§ What is needed: In the material below, find each line holding the string "Digital" and copy it.

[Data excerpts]
▶
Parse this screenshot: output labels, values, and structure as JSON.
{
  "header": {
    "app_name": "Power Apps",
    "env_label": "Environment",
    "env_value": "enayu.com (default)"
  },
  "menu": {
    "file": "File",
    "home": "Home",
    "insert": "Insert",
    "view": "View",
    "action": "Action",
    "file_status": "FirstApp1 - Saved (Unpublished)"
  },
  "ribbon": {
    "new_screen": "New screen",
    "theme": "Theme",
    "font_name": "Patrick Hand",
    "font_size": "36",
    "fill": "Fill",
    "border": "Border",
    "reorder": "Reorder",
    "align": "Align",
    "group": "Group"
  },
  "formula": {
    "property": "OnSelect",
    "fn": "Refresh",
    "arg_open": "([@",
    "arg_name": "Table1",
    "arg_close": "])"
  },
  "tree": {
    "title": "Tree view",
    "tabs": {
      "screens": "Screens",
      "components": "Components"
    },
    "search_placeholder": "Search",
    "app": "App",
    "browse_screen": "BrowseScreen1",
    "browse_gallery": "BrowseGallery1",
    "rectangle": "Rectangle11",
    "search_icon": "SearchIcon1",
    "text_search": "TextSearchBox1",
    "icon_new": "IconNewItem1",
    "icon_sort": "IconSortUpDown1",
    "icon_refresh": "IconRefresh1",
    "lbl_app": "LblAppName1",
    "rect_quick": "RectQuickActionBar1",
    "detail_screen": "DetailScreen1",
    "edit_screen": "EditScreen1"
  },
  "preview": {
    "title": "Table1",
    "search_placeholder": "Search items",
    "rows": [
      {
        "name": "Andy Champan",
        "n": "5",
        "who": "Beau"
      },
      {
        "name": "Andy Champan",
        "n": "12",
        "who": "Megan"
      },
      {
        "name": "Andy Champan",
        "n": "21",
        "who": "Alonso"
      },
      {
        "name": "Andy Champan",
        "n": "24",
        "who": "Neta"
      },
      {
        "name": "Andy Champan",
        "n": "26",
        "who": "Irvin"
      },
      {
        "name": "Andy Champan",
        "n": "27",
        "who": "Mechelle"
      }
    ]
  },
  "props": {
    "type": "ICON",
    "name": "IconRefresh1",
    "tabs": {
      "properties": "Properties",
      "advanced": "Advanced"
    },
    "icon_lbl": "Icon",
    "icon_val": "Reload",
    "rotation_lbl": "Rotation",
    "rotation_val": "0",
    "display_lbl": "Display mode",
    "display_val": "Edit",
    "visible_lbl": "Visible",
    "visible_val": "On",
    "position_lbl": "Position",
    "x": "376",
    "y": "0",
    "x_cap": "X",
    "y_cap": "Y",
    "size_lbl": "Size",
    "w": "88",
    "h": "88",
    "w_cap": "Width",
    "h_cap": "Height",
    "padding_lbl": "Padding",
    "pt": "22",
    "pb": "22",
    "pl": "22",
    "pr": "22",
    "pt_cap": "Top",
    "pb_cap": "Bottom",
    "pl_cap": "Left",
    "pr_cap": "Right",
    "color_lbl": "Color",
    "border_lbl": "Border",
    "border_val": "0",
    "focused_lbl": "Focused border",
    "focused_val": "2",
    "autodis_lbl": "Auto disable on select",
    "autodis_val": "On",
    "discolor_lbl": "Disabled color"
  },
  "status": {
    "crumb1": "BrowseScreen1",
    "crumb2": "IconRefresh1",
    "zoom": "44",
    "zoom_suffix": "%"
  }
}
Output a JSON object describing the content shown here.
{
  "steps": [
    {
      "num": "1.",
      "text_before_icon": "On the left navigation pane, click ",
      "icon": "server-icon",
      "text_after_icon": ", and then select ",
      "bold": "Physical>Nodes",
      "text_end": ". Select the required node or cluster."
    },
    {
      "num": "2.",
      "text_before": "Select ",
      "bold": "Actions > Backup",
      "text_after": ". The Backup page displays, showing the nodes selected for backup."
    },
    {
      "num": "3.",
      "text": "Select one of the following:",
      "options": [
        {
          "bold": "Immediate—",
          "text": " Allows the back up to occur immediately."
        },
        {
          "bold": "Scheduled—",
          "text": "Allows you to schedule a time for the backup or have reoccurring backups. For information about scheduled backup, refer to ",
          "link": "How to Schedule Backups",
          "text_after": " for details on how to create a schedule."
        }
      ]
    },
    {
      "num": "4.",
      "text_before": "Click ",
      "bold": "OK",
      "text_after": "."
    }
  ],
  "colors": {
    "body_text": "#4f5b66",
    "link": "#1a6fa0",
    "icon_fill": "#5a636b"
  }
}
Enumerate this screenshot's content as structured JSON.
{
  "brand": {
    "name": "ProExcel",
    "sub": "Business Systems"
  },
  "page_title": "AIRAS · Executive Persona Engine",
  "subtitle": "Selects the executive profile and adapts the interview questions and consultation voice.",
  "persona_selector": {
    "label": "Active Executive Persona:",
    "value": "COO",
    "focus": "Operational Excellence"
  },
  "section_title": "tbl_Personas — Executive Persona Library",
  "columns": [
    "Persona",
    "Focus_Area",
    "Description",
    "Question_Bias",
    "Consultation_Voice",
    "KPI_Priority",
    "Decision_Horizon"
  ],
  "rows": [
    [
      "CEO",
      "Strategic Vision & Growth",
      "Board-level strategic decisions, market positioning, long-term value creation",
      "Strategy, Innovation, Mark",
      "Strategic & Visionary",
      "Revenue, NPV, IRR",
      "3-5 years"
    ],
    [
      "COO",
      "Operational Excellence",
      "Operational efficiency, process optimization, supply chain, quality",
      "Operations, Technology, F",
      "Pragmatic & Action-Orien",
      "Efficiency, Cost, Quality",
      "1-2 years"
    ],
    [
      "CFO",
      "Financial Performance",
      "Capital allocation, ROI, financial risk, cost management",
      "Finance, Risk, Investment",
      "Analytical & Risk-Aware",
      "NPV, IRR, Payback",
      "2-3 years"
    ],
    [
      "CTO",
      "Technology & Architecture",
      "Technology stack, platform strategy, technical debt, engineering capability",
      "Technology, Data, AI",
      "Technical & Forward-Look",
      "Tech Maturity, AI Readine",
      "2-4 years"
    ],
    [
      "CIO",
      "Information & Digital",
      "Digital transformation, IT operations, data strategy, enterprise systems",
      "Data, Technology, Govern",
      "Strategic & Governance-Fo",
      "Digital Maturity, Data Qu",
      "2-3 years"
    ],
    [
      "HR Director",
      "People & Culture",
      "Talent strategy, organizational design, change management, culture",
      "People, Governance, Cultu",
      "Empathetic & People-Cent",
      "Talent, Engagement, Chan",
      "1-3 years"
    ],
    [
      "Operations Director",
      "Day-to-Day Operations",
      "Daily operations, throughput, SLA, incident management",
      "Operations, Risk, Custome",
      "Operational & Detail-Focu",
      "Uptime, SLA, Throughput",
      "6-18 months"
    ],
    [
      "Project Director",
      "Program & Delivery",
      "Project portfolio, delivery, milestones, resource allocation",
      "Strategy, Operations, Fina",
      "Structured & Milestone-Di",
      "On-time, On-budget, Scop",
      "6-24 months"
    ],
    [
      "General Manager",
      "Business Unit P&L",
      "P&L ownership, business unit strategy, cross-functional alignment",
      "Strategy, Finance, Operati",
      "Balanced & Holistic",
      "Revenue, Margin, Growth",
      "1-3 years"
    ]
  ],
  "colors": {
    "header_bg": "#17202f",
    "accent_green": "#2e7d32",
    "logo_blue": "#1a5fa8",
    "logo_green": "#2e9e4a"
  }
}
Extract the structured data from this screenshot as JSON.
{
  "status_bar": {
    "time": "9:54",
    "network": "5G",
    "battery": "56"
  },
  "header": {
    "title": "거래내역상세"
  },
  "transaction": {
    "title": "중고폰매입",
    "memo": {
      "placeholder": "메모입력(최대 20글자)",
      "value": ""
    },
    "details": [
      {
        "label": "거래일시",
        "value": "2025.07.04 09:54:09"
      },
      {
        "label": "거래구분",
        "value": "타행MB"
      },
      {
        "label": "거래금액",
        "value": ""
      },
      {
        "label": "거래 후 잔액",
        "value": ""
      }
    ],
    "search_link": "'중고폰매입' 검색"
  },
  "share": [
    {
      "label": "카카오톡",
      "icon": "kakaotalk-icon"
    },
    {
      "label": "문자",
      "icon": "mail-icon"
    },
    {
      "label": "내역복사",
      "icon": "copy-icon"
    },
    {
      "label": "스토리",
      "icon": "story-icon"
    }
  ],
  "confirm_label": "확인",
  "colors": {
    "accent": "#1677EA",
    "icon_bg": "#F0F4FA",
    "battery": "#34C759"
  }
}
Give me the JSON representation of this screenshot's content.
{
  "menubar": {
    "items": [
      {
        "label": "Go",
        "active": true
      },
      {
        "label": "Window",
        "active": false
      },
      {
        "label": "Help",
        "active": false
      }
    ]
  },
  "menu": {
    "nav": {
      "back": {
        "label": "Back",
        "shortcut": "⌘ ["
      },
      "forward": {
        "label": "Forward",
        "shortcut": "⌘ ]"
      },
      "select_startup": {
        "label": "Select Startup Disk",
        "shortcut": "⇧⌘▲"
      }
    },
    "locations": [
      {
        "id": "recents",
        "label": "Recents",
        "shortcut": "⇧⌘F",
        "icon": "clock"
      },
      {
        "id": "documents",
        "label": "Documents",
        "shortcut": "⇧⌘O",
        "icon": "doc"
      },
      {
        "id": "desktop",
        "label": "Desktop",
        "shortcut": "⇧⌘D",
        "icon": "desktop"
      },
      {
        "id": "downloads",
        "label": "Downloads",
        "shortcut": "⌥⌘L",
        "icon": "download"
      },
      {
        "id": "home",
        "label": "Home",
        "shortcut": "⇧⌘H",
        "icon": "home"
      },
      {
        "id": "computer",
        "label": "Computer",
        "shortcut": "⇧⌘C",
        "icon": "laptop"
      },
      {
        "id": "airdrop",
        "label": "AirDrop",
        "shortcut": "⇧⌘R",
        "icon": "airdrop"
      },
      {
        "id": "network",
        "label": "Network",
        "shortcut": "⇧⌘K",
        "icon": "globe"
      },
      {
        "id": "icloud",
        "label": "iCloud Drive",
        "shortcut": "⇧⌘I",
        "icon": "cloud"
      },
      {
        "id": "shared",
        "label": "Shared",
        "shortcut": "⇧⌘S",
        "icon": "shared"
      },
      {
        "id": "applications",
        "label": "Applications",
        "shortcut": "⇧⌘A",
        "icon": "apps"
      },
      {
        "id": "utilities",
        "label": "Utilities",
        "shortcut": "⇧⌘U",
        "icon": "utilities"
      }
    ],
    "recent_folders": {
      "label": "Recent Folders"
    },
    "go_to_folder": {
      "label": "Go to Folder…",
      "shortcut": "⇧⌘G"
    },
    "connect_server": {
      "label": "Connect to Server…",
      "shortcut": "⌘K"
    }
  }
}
◀
§ Answer for this exercise:
      "Information & Digital",
      "Digital transformation, IT operations, data strategy, enterprise systems",
      "Digital Maturity, Data Qu",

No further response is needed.